── Data for this task
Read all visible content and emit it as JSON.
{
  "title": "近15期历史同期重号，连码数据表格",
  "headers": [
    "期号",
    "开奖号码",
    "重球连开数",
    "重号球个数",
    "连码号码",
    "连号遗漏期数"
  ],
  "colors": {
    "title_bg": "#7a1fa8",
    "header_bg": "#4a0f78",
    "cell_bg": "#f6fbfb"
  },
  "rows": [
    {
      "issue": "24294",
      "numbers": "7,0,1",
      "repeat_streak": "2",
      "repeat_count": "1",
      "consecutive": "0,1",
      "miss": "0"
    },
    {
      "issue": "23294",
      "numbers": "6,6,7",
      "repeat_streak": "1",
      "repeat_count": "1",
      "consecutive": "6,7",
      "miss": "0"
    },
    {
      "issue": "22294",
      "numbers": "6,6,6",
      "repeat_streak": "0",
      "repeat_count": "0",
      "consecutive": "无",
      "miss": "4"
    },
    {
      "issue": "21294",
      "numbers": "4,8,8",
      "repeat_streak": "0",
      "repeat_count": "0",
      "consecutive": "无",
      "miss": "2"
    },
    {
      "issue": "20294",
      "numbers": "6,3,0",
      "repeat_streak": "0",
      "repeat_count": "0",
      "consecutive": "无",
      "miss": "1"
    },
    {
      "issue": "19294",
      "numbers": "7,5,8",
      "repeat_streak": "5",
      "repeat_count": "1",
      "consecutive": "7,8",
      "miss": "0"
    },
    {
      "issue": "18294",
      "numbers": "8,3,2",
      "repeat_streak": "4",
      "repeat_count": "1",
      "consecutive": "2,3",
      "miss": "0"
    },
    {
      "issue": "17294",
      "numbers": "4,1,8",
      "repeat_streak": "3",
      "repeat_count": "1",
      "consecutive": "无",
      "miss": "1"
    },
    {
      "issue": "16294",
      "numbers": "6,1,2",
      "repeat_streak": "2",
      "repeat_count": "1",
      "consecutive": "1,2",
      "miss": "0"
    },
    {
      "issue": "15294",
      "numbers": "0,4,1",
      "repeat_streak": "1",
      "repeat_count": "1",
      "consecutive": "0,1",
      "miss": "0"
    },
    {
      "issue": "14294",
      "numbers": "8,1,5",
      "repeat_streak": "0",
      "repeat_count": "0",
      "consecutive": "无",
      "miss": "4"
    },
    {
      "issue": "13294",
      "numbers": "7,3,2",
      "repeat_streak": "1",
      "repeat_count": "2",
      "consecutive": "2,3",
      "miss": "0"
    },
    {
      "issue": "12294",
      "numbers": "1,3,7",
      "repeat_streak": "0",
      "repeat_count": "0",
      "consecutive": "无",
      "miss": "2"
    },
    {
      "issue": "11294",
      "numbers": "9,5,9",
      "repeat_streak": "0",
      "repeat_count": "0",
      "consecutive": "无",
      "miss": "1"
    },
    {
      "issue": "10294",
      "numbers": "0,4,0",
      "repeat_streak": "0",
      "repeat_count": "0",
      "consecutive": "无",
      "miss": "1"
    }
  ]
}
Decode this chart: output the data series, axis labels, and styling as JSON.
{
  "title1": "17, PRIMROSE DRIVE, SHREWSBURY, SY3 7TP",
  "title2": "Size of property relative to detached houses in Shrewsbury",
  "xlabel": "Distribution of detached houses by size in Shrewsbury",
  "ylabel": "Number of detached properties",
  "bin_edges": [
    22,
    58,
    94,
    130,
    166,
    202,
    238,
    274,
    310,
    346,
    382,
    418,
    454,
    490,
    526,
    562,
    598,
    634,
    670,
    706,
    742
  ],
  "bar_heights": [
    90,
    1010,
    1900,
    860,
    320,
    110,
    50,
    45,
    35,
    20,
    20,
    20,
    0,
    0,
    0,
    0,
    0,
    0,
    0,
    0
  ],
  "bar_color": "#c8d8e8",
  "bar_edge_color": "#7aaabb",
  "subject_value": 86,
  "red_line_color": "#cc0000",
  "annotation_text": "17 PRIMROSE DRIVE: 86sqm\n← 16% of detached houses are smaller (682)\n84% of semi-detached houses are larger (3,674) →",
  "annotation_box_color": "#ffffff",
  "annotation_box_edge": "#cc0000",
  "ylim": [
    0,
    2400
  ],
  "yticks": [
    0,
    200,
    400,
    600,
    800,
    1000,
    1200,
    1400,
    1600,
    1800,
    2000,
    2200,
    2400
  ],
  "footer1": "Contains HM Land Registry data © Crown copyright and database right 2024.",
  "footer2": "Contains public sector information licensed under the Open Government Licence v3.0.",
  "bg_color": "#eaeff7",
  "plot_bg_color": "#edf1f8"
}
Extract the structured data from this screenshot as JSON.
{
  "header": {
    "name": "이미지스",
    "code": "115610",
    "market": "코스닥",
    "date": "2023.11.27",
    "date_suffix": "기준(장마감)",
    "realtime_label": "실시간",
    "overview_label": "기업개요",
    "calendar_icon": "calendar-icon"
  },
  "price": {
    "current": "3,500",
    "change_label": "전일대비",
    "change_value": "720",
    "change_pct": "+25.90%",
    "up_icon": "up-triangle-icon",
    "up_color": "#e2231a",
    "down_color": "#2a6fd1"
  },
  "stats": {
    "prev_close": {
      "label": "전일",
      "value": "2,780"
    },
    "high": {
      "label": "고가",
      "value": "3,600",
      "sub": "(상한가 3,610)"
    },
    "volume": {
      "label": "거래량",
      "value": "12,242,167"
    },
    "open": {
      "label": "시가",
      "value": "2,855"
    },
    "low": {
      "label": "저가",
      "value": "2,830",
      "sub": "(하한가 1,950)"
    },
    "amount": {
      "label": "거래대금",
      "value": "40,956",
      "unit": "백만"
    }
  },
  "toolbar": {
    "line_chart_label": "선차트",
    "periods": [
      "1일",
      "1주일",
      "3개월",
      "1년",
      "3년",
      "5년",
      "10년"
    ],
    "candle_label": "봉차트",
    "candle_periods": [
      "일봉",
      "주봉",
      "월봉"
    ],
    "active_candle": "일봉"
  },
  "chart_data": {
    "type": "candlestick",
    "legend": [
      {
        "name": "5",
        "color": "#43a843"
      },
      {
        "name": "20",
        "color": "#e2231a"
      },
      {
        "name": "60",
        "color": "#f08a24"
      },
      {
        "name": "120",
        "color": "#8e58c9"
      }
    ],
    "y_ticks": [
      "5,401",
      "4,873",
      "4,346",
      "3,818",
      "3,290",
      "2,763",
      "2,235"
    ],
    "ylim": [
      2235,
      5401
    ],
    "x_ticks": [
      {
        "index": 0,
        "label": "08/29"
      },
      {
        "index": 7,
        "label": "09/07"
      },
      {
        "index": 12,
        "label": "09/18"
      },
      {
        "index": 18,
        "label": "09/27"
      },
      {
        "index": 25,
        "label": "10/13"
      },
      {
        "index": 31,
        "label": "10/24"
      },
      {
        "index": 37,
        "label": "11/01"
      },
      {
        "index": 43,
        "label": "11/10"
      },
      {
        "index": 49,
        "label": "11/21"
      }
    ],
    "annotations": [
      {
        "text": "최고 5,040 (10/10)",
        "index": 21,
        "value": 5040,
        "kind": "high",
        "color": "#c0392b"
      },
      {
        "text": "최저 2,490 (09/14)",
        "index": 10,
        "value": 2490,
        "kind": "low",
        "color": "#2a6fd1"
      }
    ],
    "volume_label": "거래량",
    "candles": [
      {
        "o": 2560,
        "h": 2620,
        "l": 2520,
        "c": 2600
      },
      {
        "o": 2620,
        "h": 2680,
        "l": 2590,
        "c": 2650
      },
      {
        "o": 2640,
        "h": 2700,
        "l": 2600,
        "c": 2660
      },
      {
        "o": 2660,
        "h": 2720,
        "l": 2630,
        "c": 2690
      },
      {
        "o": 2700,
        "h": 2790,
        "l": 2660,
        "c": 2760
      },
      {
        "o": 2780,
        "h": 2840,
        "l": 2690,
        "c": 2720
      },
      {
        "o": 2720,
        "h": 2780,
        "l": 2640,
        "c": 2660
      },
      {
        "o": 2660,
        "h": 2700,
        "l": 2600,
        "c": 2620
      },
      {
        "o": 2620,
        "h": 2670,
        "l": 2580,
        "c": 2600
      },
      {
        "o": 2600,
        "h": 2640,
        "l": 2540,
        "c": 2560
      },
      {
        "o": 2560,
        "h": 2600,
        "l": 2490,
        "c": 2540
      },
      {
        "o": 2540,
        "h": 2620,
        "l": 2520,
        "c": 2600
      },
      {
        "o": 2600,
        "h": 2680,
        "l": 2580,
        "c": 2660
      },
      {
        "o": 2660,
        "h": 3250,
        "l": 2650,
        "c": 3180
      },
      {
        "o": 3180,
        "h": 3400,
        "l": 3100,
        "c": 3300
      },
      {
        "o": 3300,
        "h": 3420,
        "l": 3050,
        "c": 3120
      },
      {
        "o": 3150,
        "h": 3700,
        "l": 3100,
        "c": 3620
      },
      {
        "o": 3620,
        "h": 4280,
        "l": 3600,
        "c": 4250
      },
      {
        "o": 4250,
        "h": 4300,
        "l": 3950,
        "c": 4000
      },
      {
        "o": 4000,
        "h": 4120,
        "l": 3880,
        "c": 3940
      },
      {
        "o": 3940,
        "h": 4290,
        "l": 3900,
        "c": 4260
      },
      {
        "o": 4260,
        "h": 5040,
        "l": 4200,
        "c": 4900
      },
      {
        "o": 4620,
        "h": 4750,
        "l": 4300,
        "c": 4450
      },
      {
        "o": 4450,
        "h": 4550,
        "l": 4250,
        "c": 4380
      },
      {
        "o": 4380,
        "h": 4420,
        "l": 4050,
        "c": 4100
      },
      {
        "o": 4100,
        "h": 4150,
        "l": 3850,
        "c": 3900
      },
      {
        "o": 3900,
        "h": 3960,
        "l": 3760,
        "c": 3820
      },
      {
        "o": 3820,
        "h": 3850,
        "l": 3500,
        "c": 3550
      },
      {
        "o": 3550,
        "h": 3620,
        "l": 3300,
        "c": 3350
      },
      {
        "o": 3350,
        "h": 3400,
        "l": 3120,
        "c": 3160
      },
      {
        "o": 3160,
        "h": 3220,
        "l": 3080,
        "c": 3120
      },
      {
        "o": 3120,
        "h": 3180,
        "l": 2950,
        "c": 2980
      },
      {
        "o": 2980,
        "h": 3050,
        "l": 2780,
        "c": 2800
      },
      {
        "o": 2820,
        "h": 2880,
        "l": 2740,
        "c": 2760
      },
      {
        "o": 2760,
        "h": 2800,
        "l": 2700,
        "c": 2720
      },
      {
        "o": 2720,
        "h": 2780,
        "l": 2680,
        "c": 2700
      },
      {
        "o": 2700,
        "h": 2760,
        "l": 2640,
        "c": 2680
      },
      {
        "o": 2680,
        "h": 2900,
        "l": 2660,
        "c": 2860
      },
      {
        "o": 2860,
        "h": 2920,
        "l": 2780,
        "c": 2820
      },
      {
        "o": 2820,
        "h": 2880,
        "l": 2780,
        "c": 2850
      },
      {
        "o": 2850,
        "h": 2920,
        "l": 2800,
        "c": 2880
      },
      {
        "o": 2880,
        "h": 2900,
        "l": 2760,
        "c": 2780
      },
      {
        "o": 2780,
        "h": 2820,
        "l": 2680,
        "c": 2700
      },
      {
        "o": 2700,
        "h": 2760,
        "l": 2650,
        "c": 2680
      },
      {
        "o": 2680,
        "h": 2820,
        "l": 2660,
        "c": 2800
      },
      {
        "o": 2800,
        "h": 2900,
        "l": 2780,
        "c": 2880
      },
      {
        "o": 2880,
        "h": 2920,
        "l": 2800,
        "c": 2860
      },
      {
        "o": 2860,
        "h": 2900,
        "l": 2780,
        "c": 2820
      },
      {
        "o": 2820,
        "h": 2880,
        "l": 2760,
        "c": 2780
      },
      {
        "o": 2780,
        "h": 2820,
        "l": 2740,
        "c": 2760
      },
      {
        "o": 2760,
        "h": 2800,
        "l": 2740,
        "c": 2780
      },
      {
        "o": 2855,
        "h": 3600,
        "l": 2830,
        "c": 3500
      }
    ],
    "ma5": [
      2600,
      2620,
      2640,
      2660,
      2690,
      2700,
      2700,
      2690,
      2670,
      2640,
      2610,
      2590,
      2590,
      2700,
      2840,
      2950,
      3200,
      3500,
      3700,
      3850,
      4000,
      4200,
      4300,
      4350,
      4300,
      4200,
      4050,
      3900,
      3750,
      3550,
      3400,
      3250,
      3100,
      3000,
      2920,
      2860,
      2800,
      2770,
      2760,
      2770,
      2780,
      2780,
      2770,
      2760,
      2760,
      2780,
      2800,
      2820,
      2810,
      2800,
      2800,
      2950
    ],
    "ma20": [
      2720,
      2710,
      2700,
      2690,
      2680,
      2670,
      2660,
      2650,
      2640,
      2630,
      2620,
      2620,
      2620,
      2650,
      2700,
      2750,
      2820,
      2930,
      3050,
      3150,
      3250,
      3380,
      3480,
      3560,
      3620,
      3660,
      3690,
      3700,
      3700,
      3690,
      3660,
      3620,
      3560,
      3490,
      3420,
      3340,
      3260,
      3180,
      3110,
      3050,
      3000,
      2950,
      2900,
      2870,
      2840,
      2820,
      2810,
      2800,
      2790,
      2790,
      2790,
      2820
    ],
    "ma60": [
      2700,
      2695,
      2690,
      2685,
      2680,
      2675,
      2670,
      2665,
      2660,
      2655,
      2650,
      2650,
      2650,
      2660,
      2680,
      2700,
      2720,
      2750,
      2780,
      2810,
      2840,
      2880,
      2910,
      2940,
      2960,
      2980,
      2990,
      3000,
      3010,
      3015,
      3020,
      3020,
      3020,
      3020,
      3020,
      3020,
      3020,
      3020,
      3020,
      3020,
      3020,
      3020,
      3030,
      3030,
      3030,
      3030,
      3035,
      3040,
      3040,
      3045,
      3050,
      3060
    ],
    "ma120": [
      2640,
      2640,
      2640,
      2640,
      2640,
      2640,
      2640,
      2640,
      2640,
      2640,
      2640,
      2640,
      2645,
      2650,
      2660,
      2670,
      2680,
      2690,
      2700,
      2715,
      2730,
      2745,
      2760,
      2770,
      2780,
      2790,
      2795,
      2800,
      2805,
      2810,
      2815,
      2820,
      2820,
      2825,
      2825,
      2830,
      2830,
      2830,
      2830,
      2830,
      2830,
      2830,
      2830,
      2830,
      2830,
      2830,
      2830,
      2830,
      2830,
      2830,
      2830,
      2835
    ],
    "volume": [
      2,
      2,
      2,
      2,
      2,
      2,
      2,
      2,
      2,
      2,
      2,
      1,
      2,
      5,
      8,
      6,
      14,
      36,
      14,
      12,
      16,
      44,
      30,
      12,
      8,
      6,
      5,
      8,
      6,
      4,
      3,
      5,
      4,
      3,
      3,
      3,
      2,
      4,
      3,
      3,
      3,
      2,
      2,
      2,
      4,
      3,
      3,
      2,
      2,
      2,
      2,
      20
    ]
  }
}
────
▶ **Problem statement**
Show every line from the listing above in which the string "detached" appears.

▶ **Finished task**
  "title2": "Size of property relative to detached houses in Shrewsbury",
  "xlabel": "Distribution of detached houses by size in Shrewsbury",
  "ylabel": "Number of detached properties",
  "annotation_text": "17 PRIMROSE DRIVE: 86sqm\n← 16% of detached houses are smaller (682)\n84% of semi-detached houses are larger (3,674) →",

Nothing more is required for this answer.